The exercise
Collect the lines of the entries where "source" shows up.

Recorded information
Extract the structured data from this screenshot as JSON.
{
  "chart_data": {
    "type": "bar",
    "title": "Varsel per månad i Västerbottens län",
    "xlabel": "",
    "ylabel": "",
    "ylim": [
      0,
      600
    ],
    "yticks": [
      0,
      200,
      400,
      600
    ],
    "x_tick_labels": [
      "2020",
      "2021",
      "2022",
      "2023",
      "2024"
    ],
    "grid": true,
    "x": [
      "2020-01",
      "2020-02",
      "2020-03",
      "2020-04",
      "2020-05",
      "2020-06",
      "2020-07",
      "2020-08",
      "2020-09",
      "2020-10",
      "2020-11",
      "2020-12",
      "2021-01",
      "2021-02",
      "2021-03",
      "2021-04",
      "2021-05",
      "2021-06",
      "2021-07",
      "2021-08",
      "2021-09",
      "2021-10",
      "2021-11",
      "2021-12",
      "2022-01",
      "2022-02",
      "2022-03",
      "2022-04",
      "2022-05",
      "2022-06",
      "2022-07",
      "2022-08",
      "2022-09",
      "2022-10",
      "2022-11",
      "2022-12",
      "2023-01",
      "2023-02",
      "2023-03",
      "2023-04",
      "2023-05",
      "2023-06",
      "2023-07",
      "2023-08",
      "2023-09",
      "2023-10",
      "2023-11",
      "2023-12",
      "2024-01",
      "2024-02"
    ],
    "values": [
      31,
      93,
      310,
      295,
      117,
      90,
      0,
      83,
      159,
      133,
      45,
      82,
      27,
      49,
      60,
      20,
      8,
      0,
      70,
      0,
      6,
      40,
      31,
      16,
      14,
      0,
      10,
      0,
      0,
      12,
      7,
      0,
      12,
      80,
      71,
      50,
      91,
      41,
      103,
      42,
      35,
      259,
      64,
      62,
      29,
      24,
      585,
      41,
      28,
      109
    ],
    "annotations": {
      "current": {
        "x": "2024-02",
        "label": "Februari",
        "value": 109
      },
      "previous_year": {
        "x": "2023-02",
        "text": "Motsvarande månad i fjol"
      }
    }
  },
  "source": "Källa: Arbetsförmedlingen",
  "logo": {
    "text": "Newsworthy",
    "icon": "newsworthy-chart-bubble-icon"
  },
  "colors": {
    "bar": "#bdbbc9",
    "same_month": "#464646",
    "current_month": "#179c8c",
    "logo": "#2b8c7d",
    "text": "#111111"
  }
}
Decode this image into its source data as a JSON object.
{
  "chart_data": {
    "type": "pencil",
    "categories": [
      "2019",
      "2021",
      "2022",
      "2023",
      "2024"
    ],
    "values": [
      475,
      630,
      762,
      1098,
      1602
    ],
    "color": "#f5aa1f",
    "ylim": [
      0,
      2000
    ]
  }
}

Exercise solution
  "source": "Källa: Arbetsförmedlingen",
Decode this image into its source data as a JSON object.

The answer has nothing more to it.